Extract to read
- Opening Delimiter -

CAPEC-1: Accessing Functionality Not Properly Constrained by ACLs
In applications, particularly web applications, access to functionality is mitigated by an authorization framework. This framework maps Access Control Lists (ACLs) to elements of the application's functionality; particularly URL's for web apps. In the case that the administrator failed to specify an ACL for a particular element, an attacker may be able to access it with impunity. An attacker with the ability to access functionality not properly constrained by ACLs can obtain sensitive information and possibly compromise the entire application. Such an attacker can access resources that must be available only to users at a higher privilege level, can access management sections of the application, or can run queries for data that they otherwise not supposed to.
CAPEC-127: Directory Indexing
An adversary crafts a request to a target that results in the target listing/indexing the content of a directory as output. One common method of triggering directory contents as output is to construct a request containing a path that terminates in a directory name rather than a file name since many applications are configured to provide a list of the directory's contents when such a request is received. An adversary can use this to explore the directory tree on a target as well as learn the names of files. This can often end up revealing test files, backup files, temporary files, hidden files, configuration files, user accounts, script contents, as well as naming conventions, all of which can be used by an attacker to mount additional attacks.

- Closing Delimiter -

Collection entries
- Opening Delimiter -

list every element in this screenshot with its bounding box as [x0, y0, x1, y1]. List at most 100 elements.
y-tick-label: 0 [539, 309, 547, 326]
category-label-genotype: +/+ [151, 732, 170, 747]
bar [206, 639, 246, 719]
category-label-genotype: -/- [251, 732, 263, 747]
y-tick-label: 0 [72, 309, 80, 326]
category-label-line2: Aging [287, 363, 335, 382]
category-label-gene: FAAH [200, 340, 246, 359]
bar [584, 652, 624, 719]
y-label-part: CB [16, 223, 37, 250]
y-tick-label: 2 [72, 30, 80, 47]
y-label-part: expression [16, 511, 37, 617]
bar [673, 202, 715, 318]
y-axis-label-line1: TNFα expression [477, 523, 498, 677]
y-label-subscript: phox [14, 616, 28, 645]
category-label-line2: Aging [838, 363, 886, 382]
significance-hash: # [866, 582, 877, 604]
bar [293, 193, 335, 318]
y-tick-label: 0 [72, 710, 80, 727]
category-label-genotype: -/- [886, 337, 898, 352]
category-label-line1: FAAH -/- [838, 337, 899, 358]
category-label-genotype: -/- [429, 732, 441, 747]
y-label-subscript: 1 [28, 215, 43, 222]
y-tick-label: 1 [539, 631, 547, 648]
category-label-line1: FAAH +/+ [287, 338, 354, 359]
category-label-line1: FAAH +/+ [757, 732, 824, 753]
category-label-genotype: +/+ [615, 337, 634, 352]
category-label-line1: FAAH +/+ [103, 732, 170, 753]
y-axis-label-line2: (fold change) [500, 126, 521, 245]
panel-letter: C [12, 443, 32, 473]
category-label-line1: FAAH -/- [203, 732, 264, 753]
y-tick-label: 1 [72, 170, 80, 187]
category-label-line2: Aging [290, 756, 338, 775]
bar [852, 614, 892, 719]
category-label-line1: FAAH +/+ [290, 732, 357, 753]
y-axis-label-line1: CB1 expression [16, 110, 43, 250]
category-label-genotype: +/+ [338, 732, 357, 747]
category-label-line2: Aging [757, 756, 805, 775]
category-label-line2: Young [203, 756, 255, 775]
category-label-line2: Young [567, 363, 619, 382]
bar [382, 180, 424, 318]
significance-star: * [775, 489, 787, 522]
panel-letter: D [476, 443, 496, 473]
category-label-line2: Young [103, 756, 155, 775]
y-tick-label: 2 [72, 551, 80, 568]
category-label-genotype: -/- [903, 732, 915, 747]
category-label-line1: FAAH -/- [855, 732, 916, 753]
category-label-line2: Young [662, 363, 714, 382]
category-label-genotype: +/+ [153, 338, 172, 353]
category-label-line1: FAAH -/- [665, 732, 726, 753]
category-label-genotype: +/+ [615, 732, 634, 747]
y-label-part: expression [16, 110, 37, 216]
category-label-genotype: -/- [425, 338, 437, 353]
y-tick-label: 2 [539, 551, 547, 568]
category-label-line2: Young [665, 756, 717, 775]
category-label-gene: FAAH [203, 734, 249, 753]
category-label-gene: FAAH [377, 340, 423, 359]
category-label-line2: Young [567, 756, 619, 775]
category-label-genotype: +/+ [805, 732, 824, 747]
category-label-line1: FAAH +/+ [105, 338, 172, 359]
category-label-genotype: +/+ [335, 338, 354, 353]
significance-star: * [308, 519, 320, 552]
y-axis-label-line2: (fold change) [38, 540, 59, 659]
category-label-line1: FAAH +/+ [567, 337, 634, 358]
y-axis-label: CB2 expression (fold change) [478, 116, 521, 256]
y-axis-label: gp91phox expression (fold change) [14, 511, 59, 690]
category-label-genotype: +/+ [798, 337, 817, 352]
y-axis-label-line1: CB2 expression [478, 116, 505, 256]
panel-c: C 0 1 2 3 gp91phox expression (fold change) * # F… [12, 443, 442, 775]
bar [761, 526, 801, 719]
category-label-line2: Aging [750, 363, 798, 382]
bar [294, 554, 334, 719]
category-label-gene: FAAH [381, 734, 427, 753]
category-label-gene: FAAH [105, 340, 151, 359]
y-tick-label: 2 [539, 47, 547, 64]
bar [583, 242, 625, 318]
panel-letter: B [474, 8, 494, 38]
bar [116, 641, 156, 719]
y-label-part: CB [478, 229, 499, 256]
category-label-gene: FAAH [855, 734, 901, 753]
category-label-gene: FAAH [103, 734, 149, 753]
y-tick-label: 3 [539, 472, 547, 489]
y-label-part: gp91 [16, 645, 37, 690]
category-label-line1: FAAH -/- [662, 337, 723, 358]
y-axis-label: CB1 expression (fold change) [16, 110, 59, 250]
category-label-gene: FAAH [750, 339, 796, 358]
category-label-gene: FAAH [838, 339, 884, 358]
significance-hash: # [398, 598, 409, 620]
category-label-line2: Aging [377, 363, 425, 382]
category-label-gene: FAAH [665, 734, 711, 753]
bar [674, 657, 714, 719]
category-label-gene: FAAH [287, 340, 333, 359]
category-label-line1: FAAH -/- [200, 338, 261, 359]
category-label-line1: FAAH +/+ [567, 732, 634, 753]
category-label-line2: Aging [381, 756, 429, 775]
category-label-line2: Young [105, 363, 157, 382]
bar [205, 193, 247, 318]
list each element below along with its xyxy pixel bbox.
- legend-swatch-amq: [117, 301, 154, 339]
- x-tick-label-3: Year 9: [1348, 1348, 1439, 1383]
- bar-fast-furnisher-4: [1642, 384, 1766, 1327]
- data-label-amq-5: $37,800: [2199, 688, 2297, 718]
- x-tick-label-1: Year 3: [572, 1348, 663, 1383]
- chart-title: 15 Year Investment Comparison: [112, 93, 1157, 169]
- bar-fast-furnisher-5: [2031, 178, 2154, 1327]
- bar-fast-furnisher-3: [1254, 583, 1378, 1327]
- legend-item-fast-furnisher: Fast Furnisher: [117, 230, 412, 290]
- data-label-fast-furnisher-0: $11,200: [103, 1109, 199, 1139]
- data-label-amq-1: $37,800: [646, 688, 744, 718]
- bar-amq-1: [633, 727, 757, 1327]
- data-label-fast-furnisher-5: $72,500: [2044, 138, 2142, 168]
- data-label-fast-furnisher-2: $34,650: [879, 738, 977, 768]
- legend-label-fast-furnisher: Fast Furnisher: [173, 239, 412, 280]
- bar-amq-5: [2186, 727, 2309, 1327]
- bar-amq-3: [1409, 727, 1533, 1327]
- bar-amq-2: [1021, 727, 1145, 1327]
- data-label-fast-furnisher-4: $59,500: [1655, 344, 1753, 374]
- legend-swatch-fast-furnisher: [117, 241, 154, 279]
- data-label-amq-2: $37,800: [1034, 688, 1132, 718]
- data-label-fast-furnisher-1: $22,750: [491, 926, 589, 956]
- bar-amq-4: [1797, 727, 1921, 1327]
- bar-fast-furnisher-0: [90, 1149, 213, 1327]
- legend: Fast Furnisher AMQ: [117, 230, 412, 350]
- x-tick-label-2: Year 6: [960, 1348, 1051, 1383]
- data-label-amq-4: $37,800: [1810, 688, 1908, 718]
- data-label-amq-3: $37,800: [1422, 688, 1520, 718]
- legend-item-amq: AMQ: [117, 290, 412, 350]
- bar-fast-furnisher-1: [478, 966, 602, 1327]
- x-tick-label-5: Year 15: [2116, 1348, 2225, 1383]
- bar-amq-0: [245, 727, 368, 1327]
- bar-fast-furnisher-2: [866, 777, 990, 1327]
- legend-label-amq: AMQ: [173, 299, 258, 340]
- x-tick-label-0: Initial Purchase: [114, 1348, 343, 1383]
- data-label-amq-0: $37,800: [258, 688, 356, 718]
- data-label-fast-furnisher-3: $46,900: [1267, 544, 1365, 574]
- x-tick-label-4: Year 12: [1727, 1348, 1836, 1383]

- Closing Delimiter -

Activity
Continue the CAPEC attack pattern descriptions from the point where they stop.

Exercise output
CAPEC-81: Web Server Logs Tampering
Web Logs Tampering attacks involve an attacker injecting, deleting or otherwise tampering with the contents of web logs typically for the purposes of masking other malicious behavior. Additionally, writing malicious data to log files may target jobs, filters, reports, and other agents that process the logs in an asynchronous attack pattern. This pattern of attack is similar to "Log Injection-Tampering-Forging" except that in this case, the attack is targeting the logs of the web server and not the application.